▼

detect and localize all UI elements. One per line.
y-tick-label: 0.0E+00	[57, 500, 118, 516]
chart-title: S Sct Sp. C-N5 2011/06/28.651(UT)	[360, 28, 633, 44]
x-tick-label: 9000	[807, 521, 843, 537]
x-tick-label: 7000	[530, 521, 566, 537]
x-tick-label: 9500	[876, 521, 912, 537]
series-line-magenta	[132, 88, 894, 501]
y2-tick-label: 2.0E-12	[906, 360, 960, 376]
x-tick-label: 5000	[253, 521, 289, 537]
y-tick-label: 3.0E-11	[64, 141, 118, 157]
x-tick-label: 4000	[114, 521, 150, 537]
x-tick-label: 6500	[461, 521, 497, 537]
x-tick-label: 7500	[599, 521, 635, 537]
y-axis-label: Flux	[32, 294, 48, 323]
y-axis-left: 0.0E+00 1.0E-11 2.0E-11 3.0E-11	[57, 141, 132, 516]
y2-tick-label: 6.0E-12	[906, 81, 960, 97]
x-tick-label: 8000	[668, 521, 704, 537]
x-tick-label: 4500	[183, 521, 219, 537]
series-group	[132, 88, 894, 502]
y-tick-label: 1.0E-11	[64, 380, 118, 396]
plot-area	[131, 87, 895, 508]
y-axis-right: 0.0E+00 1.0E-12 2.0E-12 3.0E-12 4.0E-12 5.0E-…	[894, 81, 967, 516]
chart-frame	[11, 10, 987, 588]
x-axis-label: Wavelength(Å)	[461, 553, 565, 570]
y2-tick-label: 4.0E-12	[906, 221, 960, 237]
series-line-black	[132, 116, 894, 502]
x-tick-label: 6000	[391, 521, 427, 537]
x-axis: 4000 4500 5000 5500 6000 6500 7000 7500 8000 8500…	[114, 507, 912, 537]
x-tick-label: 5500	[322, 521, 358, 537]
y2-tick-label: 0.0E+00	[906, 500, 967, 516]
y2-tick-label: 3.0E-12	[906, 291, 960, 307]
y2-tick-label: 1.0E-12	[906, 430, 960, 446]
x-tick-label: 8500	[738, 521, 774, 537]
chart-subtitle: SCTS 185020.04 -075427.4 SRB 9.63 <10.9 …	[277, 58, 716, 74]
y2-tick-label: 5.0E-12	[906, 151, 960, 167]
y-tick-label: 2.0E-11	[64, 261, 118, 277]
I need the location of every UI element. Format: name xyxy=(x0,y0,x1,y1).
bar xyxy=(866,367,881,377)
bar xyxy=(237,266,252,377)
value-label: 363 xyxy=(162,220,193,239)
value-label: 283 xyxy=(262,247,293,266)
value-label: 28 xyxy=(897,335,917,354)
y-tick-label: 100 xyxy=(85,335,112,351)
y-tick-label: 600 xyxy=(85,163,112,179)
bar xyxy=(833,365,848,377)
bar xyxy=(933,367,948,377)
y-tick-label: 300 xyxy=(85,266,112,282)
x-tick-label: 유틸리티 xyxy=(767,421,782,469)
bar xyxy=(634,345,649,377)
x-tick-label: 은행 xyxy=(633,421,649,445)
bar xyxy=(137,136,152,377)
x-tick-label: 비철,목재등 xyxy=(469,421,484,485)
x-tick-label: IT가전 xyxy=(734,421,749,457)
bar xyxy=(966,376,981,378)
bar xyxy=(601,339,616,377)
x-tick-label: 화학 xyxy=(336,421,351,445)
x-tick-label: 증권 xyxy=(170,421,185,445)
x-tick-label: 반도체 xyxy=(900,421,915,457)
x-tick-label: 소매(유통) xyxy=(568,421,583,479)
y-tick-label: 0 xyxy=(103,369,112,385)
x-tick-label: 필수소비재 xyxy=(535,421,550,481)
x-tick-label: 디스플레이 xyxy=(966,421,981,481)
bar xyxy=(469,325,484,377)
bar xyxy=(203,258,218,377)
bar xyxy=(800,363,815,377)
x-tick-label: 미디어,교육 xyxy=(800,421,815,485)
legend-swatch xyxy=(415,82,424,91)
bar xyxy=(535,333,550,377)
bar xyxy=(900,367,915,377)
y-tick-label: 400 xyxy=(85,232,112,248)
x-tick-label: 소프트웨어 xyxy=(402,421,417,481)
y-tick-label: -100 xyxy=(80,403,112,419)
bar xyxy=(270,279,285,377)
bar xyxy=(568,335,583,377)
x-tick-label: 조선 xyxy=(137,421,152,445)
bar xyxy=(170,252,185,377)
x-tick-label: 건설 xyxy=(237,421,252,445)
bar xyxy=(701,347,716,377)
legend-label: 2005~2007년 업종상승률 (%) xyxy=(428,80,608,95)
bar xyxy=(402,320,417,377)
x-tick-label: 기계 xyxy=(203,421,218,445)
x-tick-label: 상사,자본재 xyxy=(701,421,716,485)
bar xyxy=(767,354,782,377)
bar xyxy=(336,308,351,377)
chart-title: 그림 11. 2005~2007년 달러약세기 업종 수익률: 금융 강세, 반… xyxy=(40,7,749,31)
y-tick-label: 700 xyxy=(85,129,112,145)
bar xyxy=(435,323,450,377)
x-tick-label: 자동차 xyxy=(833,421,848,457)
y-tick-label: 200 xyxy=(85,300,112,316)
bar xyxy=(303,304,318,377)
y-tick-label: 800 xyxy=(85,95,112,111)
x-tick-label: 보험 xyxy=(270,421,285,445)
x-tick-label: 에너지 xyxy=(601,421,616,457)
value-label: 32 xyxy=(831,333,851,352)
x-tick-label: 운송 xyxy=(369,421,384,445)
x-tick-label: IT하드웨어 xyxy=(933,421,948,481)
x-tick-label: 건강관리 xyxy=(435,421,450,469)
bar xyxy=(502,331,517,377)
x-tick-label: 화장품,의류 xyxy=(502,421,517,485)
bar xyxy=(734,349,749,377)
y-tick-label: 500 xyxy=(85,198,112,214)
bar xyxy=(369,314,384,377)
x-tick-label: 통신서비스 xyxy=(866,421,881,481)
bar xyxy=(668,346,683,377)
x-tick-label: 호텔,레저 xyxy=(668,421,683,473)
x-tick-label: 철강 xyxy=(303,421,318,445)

▲

Aim: Copy all of the material above line for line, with no changes.

Solution for this exercise:
detect and localize all UI elements. One per line.
y-tick-label: 0.0E+00	[57, 500, 118, 516]
chart-title: S Sct Sp. C-N5 2011/06/28.651(UT)	[360, 28, 633, 44]
x-tick-label: 9000	[807, 521, 843, 537]
x-tick-label: 7000	[530, 521, 566, 537]
x-tick-label: 9500	[876, 521, 912, 537]
series-line-magenta	[132, 88, 894, 501]
y2-tick-label: 2.0E-12	[906, 360, 960, 376]
x-tick-label: 5000	[253, 521, 289, 537]
y-tick-label: 3.0E-11	[64, 141, 118, 157]
x-tick-label: 4000	[114, 521, 150, 537]
x-tick-label: 6500	[461, 521, 497, 537]
x-tick-label: 7500	[599, 521, 635, 537]
y-axis-label: Flux	[32, 294, 48, 323]
y-axis-left: 0.0E+00 1.0E-11 2.0E-11 3.0E-11	[57, 141, 132, 516]
y2-tick-label: 6.0E-12	[906, 81, 960, 97]
x-tick-label: 8000	[668, 521, 704, 537]
x-tick-label: 4500	[183, 521, 219, 537]
series-group	[132, 88, 894, 502]
y-tick-label: 1.0E-11	[64, 380, 118, 396]
plot-area	[131, 87, 895, 508]
y-axis-right: 0.0E+00 1.0E-12 2.0E-12 3.0E-12 4.0E-12 5.0E-…	[894, 81, 967, 516]
chart-frame	[11, 10, 987, 588]
x-axis-label: Wavelength(Å)	[461, 553, 565, 570]
y2-tick-label: 4.0E-12	[906, 221, 960, 237]
series-line-black	[132, 116, 894, 502]
x-tick-label: 6000	[391, 521, 427, 537]
x-axis: 4000 4500 5000 5500 6000 6500 7000 7500 8000 8500…	[114, 507, 912, 537]
x-tick-label: 5500	[322, 521, 358, 537]
y2-tick-label: 0.0E+00	[906, 500, 967, 516]
y2-tick-label: 3.0E-12	[906, 291, 960, 307]
y2-tick-label: 1.0E-12	[906, 430, 960, 446]
x-tick-label: 8500	[738, 521, 774, 537]
chart-subtitle: SCTS 185020.04 -075427.4 SRB 9.63 <10.9 …	[277, 58, 716, 74]
y2-tick-label: 5.0E-12	[906, 151, 960, 167]
y-tick-label: 2.0E-11	[64, 261, 118, 277]
I need the location of every UI element. Format: name xyxy=(x0,y0,x1,y1).
bar xyxy=(866,367,881,377)
bar xyxy=(237,266,252,377)
value-label: 363 xyxy=(162,220,193,239)
value-label: 283 xyxy=(262,247,293,266)
value-label: 28 xyxy=(897,335,917,354)
y-tick-label: 100 xyxy=(85,335,112,351)
y-tick-label: 600 xyxy=(85,163,112,179)
bar xyxy=(833,365,848,377)
bar xyxy=(933,367,948,377)
y-tick-label: 300 xyxy=(85,266,112,282)
x-tick-label: 유틸리티 xyxy=(767,421,782,469)
bar xyxy=(634,345,649,377)
x-tick-label: 은행 xyxy=(633,421,649,445)
bar xyxy=(137,136,152,377)
x-tick-label: 비철,목재등 xyxy=(469,421,484,485)
x-tick-label: IT가전 xyxy=(734,421,749,457)
bar xyxy=(966,376,981,378)
bar xyxy=(601,339,616,377)
x-tick-label: 화학 xyxy=(336,421,351,445)
x-tick-label: 증권 xyxy=(170,421,185,445)
x-tick-label: 반도체 xyxy=(900,421,915,457)
x-tick-label: 소매(유통) xyxy=(568,421,583,479)
y-tick-label: 0 xyxy=(103,369,112,385)
x-tick-label: 필수소비재 xyxy=(535,421,550,481)
x-tick-label: 디스플레이 xyxy=(966,421,981,481)
bar xyxy=(469,325,484,377)
bar xyxy=(203,258,218,377)
bar xyxy=(800,363,815,377)
x-tick-label: 미디어,교육 xyxy=(800,421,815,485)
legend-swatch xyxy=(415,82,424,91)
bar xyxy=(535,333,550,377)
bar xyxy=(900,367,915,377)
y-tick-label: 400 xyxy=(85,232,112,248)
x-tick-label: 소프트웨어 xyxy=(402,421,417,481)
y-tick-label: -100 xyxy=(80,403,112,419)
bar xyxy=(270,279,285,377)
bar xyxy=(568,335,583,377)
x-tick-label: 조선 xyxy=(137,421,152,445)
bar xyxy=(170,252,185,377)
x-tick-label: 건설 xyxy=(237,421,252,445)
bar xyxy=(701,347,716,377)
legend-label: 2005~2007년 업종상승률 (%) xyxy=(428,80,608,95)
bar xyxy=(402,320,417,377)
x-tick-label: 기계 xyxy=(203,421,218,445)
x-tick-label: 상사,자본재 xyxy=(701,421,716,485)
bar xyxy=(767,354,782,377)
bar xyxy=(336,308,351,377)
chart-title: 그림 11. 2005~2007년 달러약세기 업종 수익률: 금융 강세, 반… xyxy=(40,7,749,31)
y-tick-label: 700 xyxy=(85,129,112,145)
bar xyxy=(435,323,450,377)
x-tick-label: 자동차 xyxy=(833,421,848,457)
y-tick-label: 200 xyxy=(85,300,112,316)
bar xyxy=(303,304,318,377)
y-tick-label: 800 xyxy=(85,95,112,111)
x-tick-label: 보험 xyxy=(270,421,285,445)
x-tick-label: 에너지 xyxy=(601,421,616,457)
value-label: 32 xyxy=(831,333,851,352)
x-tick-label: 운송 xyxy=(369,421,384,445)
x-tick-label: IT하드웨어 xyxy=(933,421,948,481)
x-tick-label: 건강관리 xyxy=(435,421,450,469)
bar xyxy=(502,331,517,377)
x-tick-label: 화장품,의류 xyxy=(502,421,517,485)
bar xyxy=(734,349,749,377)
y-tick-label: 500 xyxy=(85,198,112,214)
bar xyxy=(369,314,384,377)
x-tick-label: 통신서비스 xyxy=(866,421,881,481)
bar xyxy=(668,346,683,377)
x-tick-label: 호텔,레저 xyxy=(668,421,683,473)
x-tick-label: 철강 xyxy=(303,421,318,445)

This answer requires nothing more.